▶ [What the exercise asks] Repeat, exactly and in full, the lines of the listing below, but without any pictures.

## begin Record list

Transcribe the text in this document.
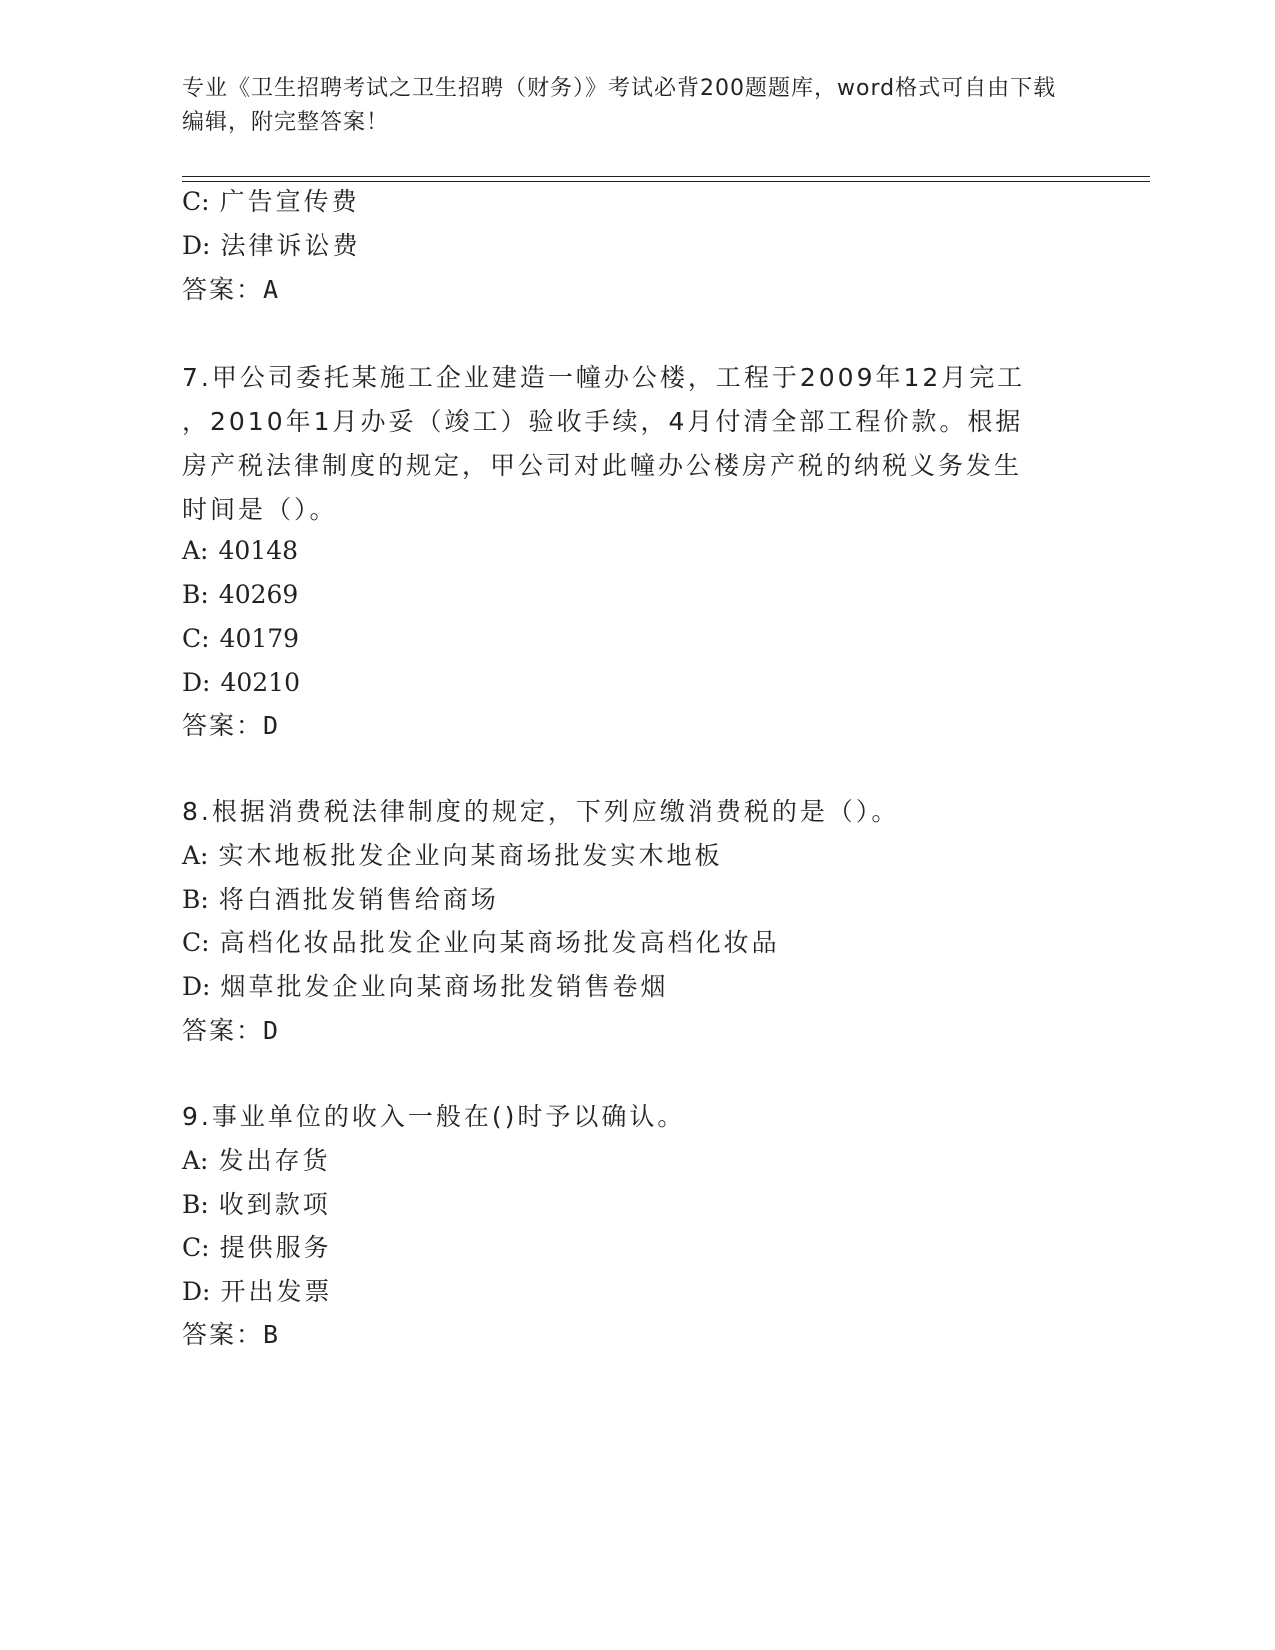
专业《卫生招聘考试之卫生招聘（财务）》考试必背200题题库，word格式可自由下载编辑，附完整答案！
C: 广告宣传费
D: 法律诉讼费
答案：A
7.甲公司委托某施工企业建造一幢办公楼，工程于2009年12月完工
，2010年1月办妥（竣工）验收手续，4月付清全部工程价款。根据
房产税法律制度的规定，甲公司对此幢办公楼房产税的纳税义务发生
时间是（）。
A: 40148
B: 40269
C: 40179
D: 40210
答案：D
8.根据消费税法律制度的规定，下列应缴消费税的是（）。
A: 实木地板批发企业向某商场批发实木地板
B: 将白酒批发销售给商场
C: 高档化妆品批发企业向某商场批发高档化妆品
D: 烟草批发企业向某商场批发销售卷烟
答案：D
9.事业单位的收入一般在()时予以确认。
A: 发出存货
B: 收到款项
C: 提供服务
D: 开出发票
答案：B
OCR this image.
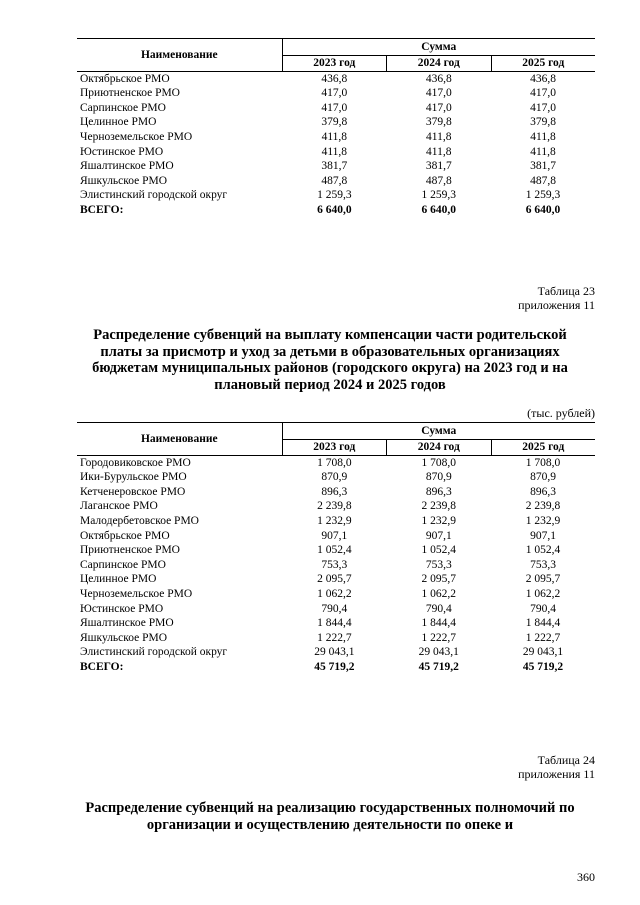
Наименование	Сумма		
	2023 год	2024 год	2025 год
Октябрьское РМО	436,8	436,8	436,8
Приютненское РМО	417,0	417,0	417,0
Сарпинское РМО	417,0	417,0	417,0
Целинное РМО	379,8	379,8	379,8
Черноземельское РМО	411,8	411,8	411,8
Юстинское РМО	411,8	411,8	411,8
Яшалтинское РМО	381,7	381,7	381,7
Яшкульское РМО	487,8	487,8	487,8
Элистинский городской округ	1 259,3	1 259,3	1 259,3
ВСЕГО:	6 640,0	6 640,0	6 640,0
Таблица 23
приложения 11
Распределение субвенций на выплату компенсации части родительской платы за присмотр и уход за детьми в образовательных организациях бюджетам муниципальных районов (городского округа) на 2023 год и на плановый период 2024 и 2025 годов
(тыс. рублей)
Наименование	Сумма		
	2023 год	2024 год	2025 год
Городовиковское РМО	1 708,0	1 708,0	1 708,0
Ики-Бурульское РМО	870,9	870,9	870,9
Кетченеровское РМО	896,3	896,3	896,3
Лаганское РМО	2 239,8	2 239,8	2 239,8
Малодербетовское РМО	1 232,9	1 232,9	1 232,9
Октябрьское РМО	907,1	907,1	907,1
Приютненское РМО	1 052,4	1 052,4	1 052,4
Сарпинское РМО	753,3	753,3	753,3
Целинное РМО	2 095,7	2 095,7	2 095,7
Черноземельское РМО	1 062,2	1 062,2	1 062,2
Юстинское РМО	790,4	790,4	790,4
Яшалтинское РМО	1 844,4	1 844,4	1 844,4
Яшкульское РМО	1 222,7	1 222,7	1 222,7
Элистинский городской округ	29 043,1	29 043,1	29 043,1
ВСЕГО:	45 719,2	45 719,2	45 719,2
Таблица 24
приложения 11
Распределение субвенций на реализацию государственных полномочий по организации и осуществлению деятельности по опеке и
360
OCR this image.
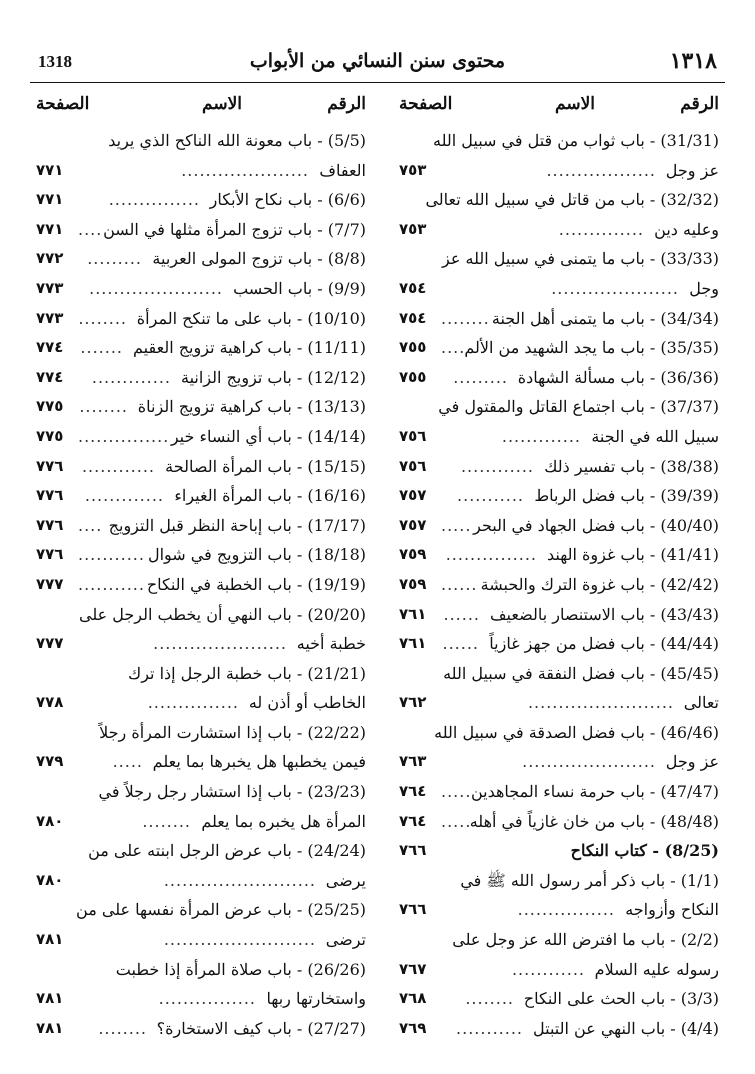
١٣١٨
محتوى سنن النسائي من الأبواب
1318
الرقم
الاسم
الصفحة
(31/31) - باب ثواب من قتل في سبيل الله
عز وجل
..................
٧٥٣
(32/32) - باب من قاتل في سبيل الله تعالى
وعليه دين
..............
٧٥٣
(33/33) - باب ما يتمنى في سبيل الله عز
وجل
.....................
٧٥٤
(34/34) - باب ما يتمنى أهل الجنة
........
٧٥٤
(35/35) - باب ما يجد الشهيد من الألم
....
٧٥٥
(36/36) - باب مسألة الشهادة
.........
٧٥٥
(37/37) - باب اجتماع القاتل والمقتول في
سبيل الله في الجنة
.............
٧٥٦
(38/38) - باب تفسير ذلك
............
٧٥٦
(39/39) - باب فضل الرباط
...........
٧٥٧
(40/40) - باب فضل الجهاد في البحر
.....
٧٥٧
(41/41) - باب غزوة الهند
...............
٧٥٩
(42/42) - باب غزوة الترك والحبشة
......
٧٥٩
(43/43) - باب الاستنصار بالضعيف
......
٧٦١
(44/44) - باب فضل من جهز غازياً
......
٧٦١
(45/45) - باب فضل النفقة في سبيل الله
تعالى
........................
٧٦٢
(46/46) - باب فضل الصدقة في سبيل الله
عز وجل
......................
٧٦٣
(47/47) - باب حرمة نساء المجاهدين
.....
٧٦٤
(48/48) - باب من خان غازياً في أهله
.....
٧٦٤
(8/25) - كتاب النكاح
٧٦٦
(1/1) - باب ذكر أمر رسول الله ﷺ في
النكاح وأزواجه
................
٧٦٦
(2/2) - باب ما افترض الله عز وجل على
رسوله عليه السلام
............
٧٦٧
(3/3) - باب الحث على النكاح
........
٧٦٨
(4/4) - باب النهي عن التبتل
...........
٧٦٩
الرقم
الاسم
الصفحة
(5/5) - باب معونة الله الناكح الذي يريد
العفاف
.....................
٧٧١
(6/6) - باب نكاح الأبكار
...............
٧٧١
(7/7) - باب تزوج المرأة مثلها في السن
....
٧٧١
(8/8) - باب تزوج المولى العربية
.........
٧٧٢
(9/9) - باب الحسب
......................
٧٧٣
(10/10) - باب على ما تنكح المرأة
........
٧٧٣
(11/11) - باب كراهية تزويج العقيم
.......
٧٧٤
(12/12) - باب تزويج الزانية
.............
٧٧٤
(13/13) - باب كراهية تزويج الزناة
........
٧٧٥
(14/14) - باب أي النساء خير
...............
٧٧٥
(15/15) - باب المرأة الصالحة
............
٧٧٦
(16/16) - باب المرأة الغيراء
.............
٧٧٦
(17/17) - باب إباحة النظر قبل التزويج
....
٧٧٦
(18/18) - باب التزويج في شوال
...........
٧٧٦
(19/19) - باب الخطبة في النكاح
...........
٧٧٧
(20/20) - باب النهي أن يخطب الرجل على
خطبة أخيه
......................
٧٧٧
(21/21) - باب خطبة الرجل إذا ترك
الخاطب أو أذن له
...............
٧٧٨
(22/22) - باب إذا استشارت المرأة رجلاً
فيمن يخطبها هل يخبرها بما يعلم
.....
٧٧٩
(23/23) - باب إذا استشار رجل رجلاً في
المرأة هل يخبره بما يعلم
........
٧٨٠
(24/24) - باب عرض الرجل ابنته على من
يرضى
.........................
٧٨٠
(25/25) - باب عرض المرأة نفسها على من
ترضى
.........................
٧٨١
(26/26) - باب صلاة المرأة إذا خطبت
واستخارتها ربها
................
٧٨١
(27/27) - باب كيف الاستخارة؟
........
٧٨١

## end Record list

▶ [Output for this exercise]
Transcribe the text in this document.
专业《卫生招聘考试之卫生招聘（财务）》考试必背200题题库，word格式可自由下载编辑，附完整答案！
C: 广告宣传费
D: 法律诉讼费
答案：A
7.甲公司委托某施工企业建造一幢办公楼，工程于2009年12月完工
，2010年1月办妥（竣工）验收手续，4月付清全部工程价款。根据
房产税法律制度的规定，甲公司对此幢办公楼房产税的纳税义务发生
时间是（）。
A: 40148
B: 40269
C: 40179
D: 40210
答案：D
8.根据消费税法律制度的规定，下列应缴消费税的是（）。
A: 实木地板批发企业向某商场批发实木地板
B: 将白酒批发销售给商场
C: 高档化妆品批发企业向某商场批发高档化妆品
D: 烟草批发企业向某商场批发销售卷烟
答案：D
9.事业单位的收入一般在()时予以确认。
A: 发出存货
B: 收到款项
C: 提供服务
D: 开出发票
答案：B
OCR this image.
Наименование	Сумма		
	2023 год	2024 год	2025 год
Октябрьское РМО	436,8	436,8	436,8
Приютненское РМО	417,0	417,0	417,0
Сарпинское РМО	417,0	417,0	417,0
Целинное РМО	379,8	379,8	379,8
Черноземельское РМО	411,8	411,8	411,8
Юстинское РМО	411,8	411,8	411,8
Яшалтинское РМО	381,7	381,7	381,7
Яшкульское РМО	487,8	487,8	487,8
Элистинский городской округ	1 259,3	1 259,3	1 259,3
ВСЕГО:	6 640,0	6 640,0	6 640,0
Таблица 23
приложения 11
Распределение субвенций на выплату компенсации части родительской платы за присмотр и уход за детьми в образовательных организациях бюджетам муниципальных районов (городского округа) на 2023 год и на плановый период 2024 и 2025 годов
(тыс. рублей)
Наименование	Сумма		
	2023 год	2024 год	2025 год
Городовиковское РМО	1 708,0	1 708,0	1 708,0
Ики-Бурульское РМО	870,9	870,9	870,9
Кетченеровское РМО	896,3	896,3	896,3
Лаганское РМО	2 239,8	2 239,8	2 239,8
Малодербетовское РМО	1 232,9	1 232,9	1 232,9
Октябрьское РМО	907,1	907,1	907,1
Приютненское РМО	1 052,4	1 052,4	1 052,4
Сарпинское РМО	753,3	753,3	753,3
Целинное РМО	2 095,7	2 095,7	2 095,7
Черноземельское РМО	1 062,2	1 062,2	1 062,2
Юстинское РМО	790,4	790,4	790,4
Яшалтинское РМО	1 844,4	1 844,4	1 844,4
Яшкульское РМО	1 222,7	1 222,7	1 222,7
Элистинский городской округ	29 043,1	29 043,1	29 043,1
ВСЕГО:	45 719,2	45 719,2	45 719,2
Таблица 24
приложения 11
Распределение субвенций на реализацию государственных полномочий по организации и осуществлению деятельности по опеке и
360
OCR this image.
١٣١٨
محتوى سنن النسائي من الأبواب
1318
الرقم
الاسم
الصفحة
(31/31) - باب ثواب من قتل في سبيل الله
عز وجل
..................
٧٥٣
(32/32) - باب من قاتل في سبيل الله تعالى
وعليه دين
..............
٧٥٣
(33/33) - باب ما يتمنى في سبيل الله عز
وجل
.....................
٧٥٤
(34/34) - باب ما يتمنى أهل الجنة
........
٧٥٤
(35/35) - باب ما يجد الشهيد من الألم
....
٧٥٥
(36/36) - باب مسألة الشهادة
.........
٧٥٥
(37/37) - باب اجتماع القاتل والمقتول في
سبيل الله في الجنة
.............
٧٥٦
(38/38) - باب تفسير ذلك
............
٧٥٦
(39/39) - باب فضل الرباط
...........
٧٥٧
(40/40) - باب فضل الجهاد في البحر
.....
٧٥٧
(41/41) - باب غزوة الهند
...............
٧٥٩
(42/42) - باب غزوة الترك والحبشة
......
٧٥٩
(43/43) - باب الاستنصار بالضعيف
......
٧٦١
(44/44) - باب فضل من جهز غازياً
......
٧٦١
(45/45) - باب فضل النفقة في سبيل الله
تعالى
........................
٧٦٢
(46/46) - باب فضل الصدقة في سبيل الله
عز وجل
......................
٧٦٣
(47/47) - باب حرمة نساء المجاهدين
.....
٧٦٤
(48/48) - باب من خان غازياً في أهله
.....
٧٦٤
(8/25) - كتاب النكاح
٧٦٦
(1/1) - باب ذكر أمر رسول الله ﷺ في
النكاح وأزواجه
................
٧٦٦
(2/2) - باب ما افترض الله عز وجل على
رسوله عليه السلام
............
٧٦٧
(3/3) - باب الحث على النكاح
........
٧٦٨
(4/4) - باب النهي عن التبتل
...........
٧٦٩
الرقم
الاسم
الصفحة
(5/5) - باب معونة الله الناكح الذي يريد
العفاف
.....................
٧٧١
(6/6) - باب نكاح الأبكار
...............
٧٧١
(7/7) - باب تزوج المرأة مثلها في السن
....
٧٧١
(8/8) - باب تزوج المولى العربية
.........
٧٧٢
(9/9) - باب الحسب
......................
٧٧٣
(10/10) - باب على ما تنكح المرأة
........
٧٧٣
(11/11) - باب كراهية تزويج العقيم
.......
٧٧٤
(12/12) - باب تزويج الزانية
.............
٧٧٤
(13/13) - باب كراهية تزويج الزناة
........
٧٧٥
(14/14) - باب أي النساء خير
...............
٧٧٥
(15/15) - باب المرأة الصالحة
............
٧٧٦
(16/16) - باب المرأة الغيراء
.............
٧٧٦
(17/17) - باب إباحة النظر قبل التزويج
....
٧٧٦
(18/18) - باب التزويج في شوال
...........
٧٧٦
(19/19) - باب الخطبة في النكاح
...........
٧٧٧
(20/20) - باب النهي أن يخطب الرجل على
خطبة أخيه
......................
٧٧٧
(21/21) - باب خطبة الرجل إذا ترك
الخاطب أو أذن له
...............
٧٧٨
(22/22) - باب إذا استشارت المرأة رجلاً
فيمن يخطبها هل يخبرها بما يعلم
.....
٧٧٩
(23/23) - باب إذا استشار رجل رجلاً في
المرأة هل يخبره بما يعلم
........
٧٨٠
(24/24) - باب عرض الرجل ابنته على من
يرضى
.........................
٧٨٠
(25/25) - باب عرض المرأة نفسها على من
ترضى
.........................
٧٨١
(26/26) - باب صلاة المرأة إذا خطبت
واستخارتها ربها
................
٧٨١
(27/27) - باب كيف الاستخارة؟
........
٧٨١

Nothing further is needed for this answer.